== EXERCISE DETAILS ==
Copy every line, leaving nothing out and adding nothing.

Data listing
○ ○ ○ ○

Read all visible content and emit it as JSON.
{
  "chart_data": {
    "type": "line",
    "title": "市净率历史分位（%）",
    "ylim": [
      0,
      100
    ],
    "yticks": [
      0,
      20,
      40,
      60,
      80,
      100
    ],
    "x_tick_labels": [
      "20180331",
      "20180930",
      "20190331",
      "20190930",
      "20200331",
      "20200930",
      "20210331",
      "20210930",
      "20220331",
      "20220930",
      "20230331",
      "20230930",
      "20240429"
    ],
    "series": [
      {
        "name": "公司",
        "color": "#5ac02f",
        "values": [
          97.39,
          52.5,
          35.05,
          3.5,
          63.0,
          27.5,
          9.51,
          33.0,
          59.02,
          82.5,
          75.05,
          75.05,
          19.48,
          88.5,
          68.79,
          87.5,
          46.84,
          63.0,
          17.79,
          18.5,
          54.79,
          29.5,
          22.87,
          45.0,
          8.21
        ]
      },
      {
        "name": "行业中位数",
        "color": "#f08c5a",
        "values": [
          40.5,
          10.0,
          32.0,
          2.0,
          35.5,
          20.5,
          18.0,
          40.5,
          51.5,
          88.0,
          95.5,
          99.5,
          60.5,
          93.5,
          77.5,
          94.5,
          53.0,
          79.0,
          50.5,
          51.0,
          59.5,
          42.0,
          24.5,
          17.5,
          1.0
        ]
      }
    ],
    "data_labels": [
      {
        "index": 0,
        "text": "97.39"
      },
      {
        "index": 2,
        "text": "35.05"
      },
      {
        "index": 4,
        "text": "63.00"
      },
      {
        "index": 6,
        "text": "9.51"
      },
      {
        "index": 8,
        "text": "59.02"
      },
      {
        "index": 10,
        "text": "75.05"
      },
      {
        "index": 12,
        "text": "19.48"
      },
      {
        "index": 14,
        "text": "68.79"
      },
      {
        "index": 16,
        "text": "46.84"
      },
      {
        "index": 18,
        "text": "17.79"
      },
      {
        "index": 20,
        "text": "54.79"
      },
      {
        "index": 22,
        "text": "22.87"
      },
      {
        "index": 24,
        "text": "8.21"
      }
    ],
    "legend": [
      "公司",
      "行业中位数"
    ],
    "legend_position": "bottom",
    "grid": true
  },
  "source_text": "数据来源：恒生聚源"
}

○ ○ ○ ○

== CORRECT ANSWER ==
Read all visible content and emit it as JSON.
{
  "chart_data": {
    "type": "line",
    "title": "市净率历史分位（%）",
    "ylim": [
      0,
      100
    ],
    "yticks": [
      0,
      20,
      40,
      60,
      80,
      100
    ],
    "x_tick_labels": [
      "20180331",
      "20180930",
      "20190331",
      "20190930",
      "20200331",
      "20200930",
      "20210331",
      "20210930",
      "20220331",
      "20220930",
      "20230331",
      "20230930",
      "20240429"
    ],
    "series": [
      {
        "name": "公司",
        "color": "#5ac02f",
        "values": [
          97.39,
          52.5,
          35.05,
          3.5,
          63.0,
          27.5,
          9.51,
          33.0,
          59.02,
          82.5,
          75.05,
          75.05,
          19.48,
          88.5,
          68.79,
          87.5,
          46.84,
          63.0,
          17.79,
          18.5,
          54.79,
          29.5,
          22.87,
          45.0,
          8.21
        ]
      },
      {
        "name": "行业中位数",
        "color": "#f08c5a",
        "values": [
          40.5,
          10.0,
          32.0,
          2.0,
          35.5,
          20.5,
          18.0,
          40.5,
          51.5,
          88.0,
          95.5,
          99.5,
          60.5,
          93.5,
          77.5,
          94.5,
          53.0,
          79.0,
          50.5,
          51.0,
          59.5,
          42.0,
          24.5,
          17.5,
          1.0
        ]
      }
    ],
    "data_labels": [
      {
        "index": 0,
        "text": "97.39"
      },
      {
        "index": 2,
        "text": "35.05"
      },
      {
        "index": 4,
        "text": "63.00"
      },
      {
        "index": 6,
        "text": "9.51"
      },
      {
        "index": 8,
        "text": "59.02"
      },
      {
        "index": 10,
        "text": "75.05"
      },
      {
        "index": 12,
        "text": "19.48"
      },
      {
        "index": 14,
        "text": "68.79"
      },
      {
        "index": 16,
        "text": "46.84"
      },
      {
        "index": 18,
        "text": "17.79"
      },
      {
        "index": 20,
        "text": "54.79"
      },
      {
        "index": 22,
        "text": "22.87"
      },
      {
        "index": 24,
        "text": "8.21"
      }
    ],
    "legend": [
      "公司",
      "行业中位数"
    ],
    "legend_position": "bottom",
    "grid": true
  },
  "source_text": "数据来源：恒生聚源"
}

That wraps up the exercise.